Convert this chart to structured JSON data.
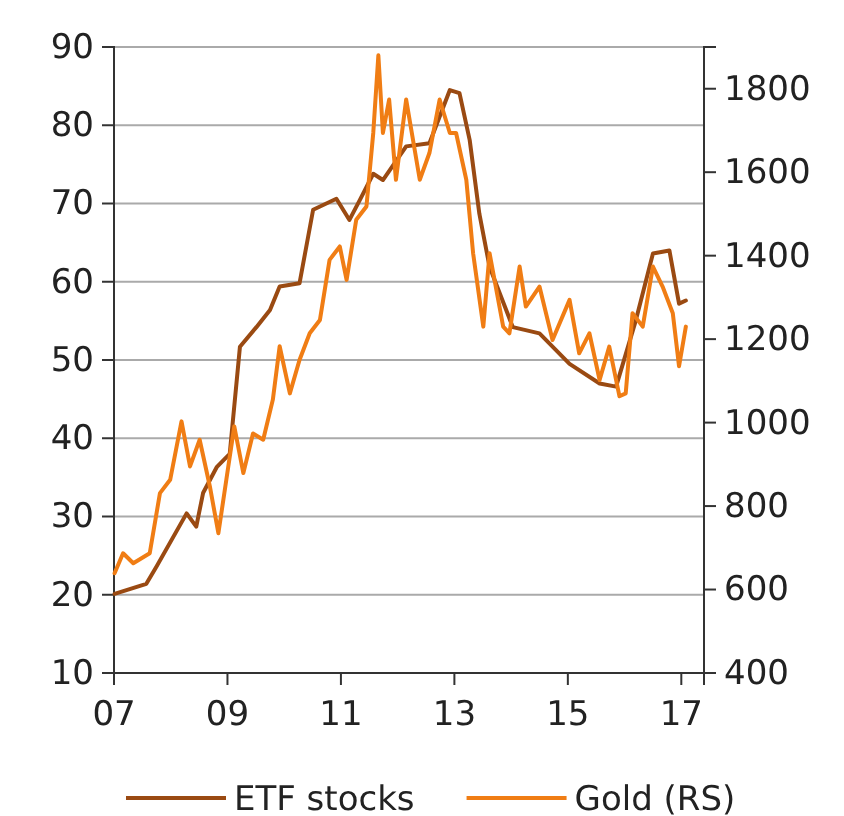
{
  "chart_data": {
    "type": "line",
    "xlim": [
      2007,
      2017.4
    ],
    "xticks": [
      {
        "value": 2007,
        "label": "07"
      },
      {
        "value": 2009,
        "label": "09"
      },
      {
        "value": 2011,
        "label": "11"
      },
      {
        "value": 2013,
        "label": "13"
      },
      {
        "value": 2015,
        "label": "15"
      },
      {
        "value": 2017,
        "label": "17"
      }
    ],
    "ylim": [
      10,
      90
    ],
    "yticks": [
      10,
      20,
      30,
      40,
      50,
      60,
      70,
      80,
      90
    ],
    "y2lim": [
      400,
      1900
    ],
    "y2ticks": [
      400,
      600,
      800,
      1000,
      1200,
      1400,
      1600,
      1800
    ],
    "grid": "y",
    "legend": "bottom",
    "series": [
      {
        "name": "ETF stocks",
        "color": "#9a4a12",
        "x": [
          2007.01,
          2007.57,
          2007.75,
          2008.28,
          2008.45,
          2008.57,
          2008.81,
          2009.04,
          2009.22,
          2009.51,
          2009.75,
          2009.92,
          2010.27,
          2010.51,
          2010.92,
          2011.15,
          2011.33,
          2011.57,
          2011.74,
          2012.15,
          2012.56,
          2012.92,
          2013.09,
          2013.27,
          2013.44,
          2013.62,
          2014.03,
          2014.5,
          2015.03,
          2015.56,
          2015.85,
          2016.2,
          2016.5,
          2016.79,
          2016.96,
          2017.08
        ],
        "values": [
          20.1,
          21.4,
          23.6,
          30.4,
          28.7,
          33.0,
          36.3,
          38.0,
          51.7,
          54.2,
          56.4,
          59.4,
          59.8,
          69.2,
          70.6,
          67.9,
          70.4,
          73.8,
          73.0,
          77.3,
          77.7,
          84.5,
          84.1,
          78.1,
          68.7,
          61.9,
          54.2,
          53.4,
          49.5,
          47.0,
          46.6,
          55.1,
          63.6,
          64.0,
          57.2,
          57.6
        ]
      },
      {
        "name": "Gold (RS)",
        "color": "#f07d14",
        "axis": "y2",
        "x": [
          2007.01,
          2007.16,
          2007.34,
          2007.63,
          2007.81,
          2007.99,
          2008.19,
          2008.34,
          2008.51,
          2008.69,
          2008.84,
          2008.98,
          2009.12,
          2009.28,
          2009.45,
          2009.63,
          2009.8,
          2009.92,
          2010.1,
          2010.27,
          2010.45,
          2010.63,
          2010.8,
          2010.98,
          2011.1,
          2011.27,
          2011.45,
          2011.57,
          2011.66,
          2011.74,
          2011.85,
          2011.97,
          2012.15,
          2012.39,
          2012.56,
          2012.74,
          2012.92,
          2013.03,
          2013.21,
          2013.33,
          2013.51,
          2013.62,
          2013.86,
          2013.97,
          2014.15,
          2014.26,
          2014.5,
          2014.73,
          2015.03,
          2015.2,
          2015.38,
          2015.56,
          2015.73,
          2015.91,
          2016.02,
          2016.14,
          2016.32,
          2016.5,
          2016.67,
          2016.85,
          2016.96,
          2017.08
        ],
        "values": [
          639,
          687,
          663,
          687,
          831,
          863,
          1003,
          895,
          959,
          847,
          735,
          863,
          991,
          879,
          974,
          959,
          1055,
          1183,
          1070,
          1150,
          1214,
          1246,
          1390,
          1422,
          1342,
          1486,
          1518,
          1694,
          1880,
          1694,
          1774,
          1582,
          1774,
          1582,
          1646,
          1774,
          1694,
          1694,
          1582,
          1406,
          1230,
          1406,
          1230,
          1214,
          1374,
          1278,
          1326,
          1198,
          1294,
          1166,
          1214,
          1102,
          1182,
          1063,
          1070,
          1262,
          1230,
          1374,
          1326,
          1262,
          1135,
          1230
        ]
      }
    ]
  }
}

----

■ Direction ■
Leave the pictures out, and print every line of the listing exactly as written.

■ Result ■
Convert this chart to structured JSON data.
{
  "chart_data": {
    "type": "line",
    "xlim": [
      2007,
      2017.4
    ],
    "xticks": [
      {
        "value": 2007,
        "label": "07"
      },
      {
        "value": 2009,
        "label": "09"
      },
      {
        "value": 2011,
        "label": "11"
      },
      {
        "value": 2013,
        "label": "13"
      },
      {
        "value": 2015,
        "label": "15"
      },
      {
        "value": 2017,
        "label": "17"
      }
    ],
    "ylim": [
      10,
      90
    ],
    "yticks": [
      10,
      20,
      30,
      40,
      50,
      60,
      70,
      80,
      90
    ],
    "y2lim": [
      400,
      1900
    ],
    "y2ticks": [
      400,
      600,
      800,
      1000,
      1200,
      1400,
      1600,
      1800
    ],
    "grid": "y",
    "legend": "bottom",
    "series": [
      {
        "name": "ETF stocks",
        "color": "#9a4a12",
        "x": [
          2007.01,
          2007.57,
          2007.75,
          2008.28,
          2008.45,
          2008.57,
          2008.81,
          2009.04,
          2009.22,
          2009.51,
          2009.75,
          2009.92,
          2010.27,
          2010.51,
          2010.92,
          2011.15,
          2011.33,
          2011.57,
          2011.74,
          2012.15,
          2012.56,
          2012.92,
          2013.09,
          2013.27,
          2013.44,
          2013.62,
          2014.03,
          2014.5,
          2015.03,
          2015.56,
          2015.85,
          2016.2,
          2016.5,
          2016.79,
          2016.96,
          2017.08
        ],
        "values": [
          20.1,
          21.4,
          23.6,
          30.4,
          28.7,
          33.0,
          36.3,
          38.0,
          51.7,
          54.2,
          56.4,
          59.4,
          59.8,
          69.2,
          70.6,
          67.9,
          70.4,
          73.8,
          73.0,
          77.3,
          77.7,
          84.5,
          84.1,
          78.1,
          68.7,
          61.9,
          54.2,
          53.4,
          49.5,
          47.0,
          46.6,
          55.1,
          63.6,
          64.0,
          57.2,
          57.6
        ]
      },
      {
        "name": "Gold (RS)",
        "color": "#f07d14",
        "axis": "y2",
        "x": [
          2007.01,
          2007.16,
          2007.34,
          2007.63,
          2007.81,
          2007.99,
          2008.19,
          2008.34,
          2008.51,
          2008.69,
          2008.84,
          2008.98,
          2009.12,
          2009.28,
          2009.45,
          2009.63,
          2009.8,
          2009.92,
          2010.1,
          2010.27,
          2010.45,
          2010.63,
          2010.8,
          2010.98,
          2011.1,
          2011.27,
          2011.45,
          2011.57,
          2011.66,
          2011.74,
          2011.85,
          2011.97,
          2012.15,
          2012.39,
          2012.56,
          2012.74,
          2012.92,
          2013.03,
          2013.21,
          2013.33,
          2013.51,
          2013.62,
          2013.86,
          2013.97,
          2014.15,
          2014.26,
          2014.5,
          2014.73,
          2015.03,
          2015.2,
          2015.38,
          2015.56,
          2015.73,
          2015.91,
          2016.02,
          2016.14,
          2016.32,
          2016.5,
          2016.67,
          2016.85,
          2016.96,
          2017.08
        ],
        "values": [
          639,
          687,
          663,
          687,
          831,
          863,
          1003,
          895,
          959,
          847,
          735,
          863,
          991,
          879,
          974,
          959,
          1055,
          1183,
          1070,
          1150,
          1214,
          1246,
          1390,
          1422,
          1342,
          1486,
          1518,
          1694,
          1880,
          1694,
          1774,
          1582,
          1774,
          1582,
          1646,
          1774,
          1694,
          1694,
          1582,
          1406,
          1230,
          1406,
          1230,
          1214,
          1374,
          1278,
          1326,
          1198,
          1294,
          1166,
          1214,
          1102,
          1182,
          1063,
          1070,
          1262,
          1230,
          1374,
          1326,
          1262,
          1135,
          1230
        ]
      }
    ]
  }
}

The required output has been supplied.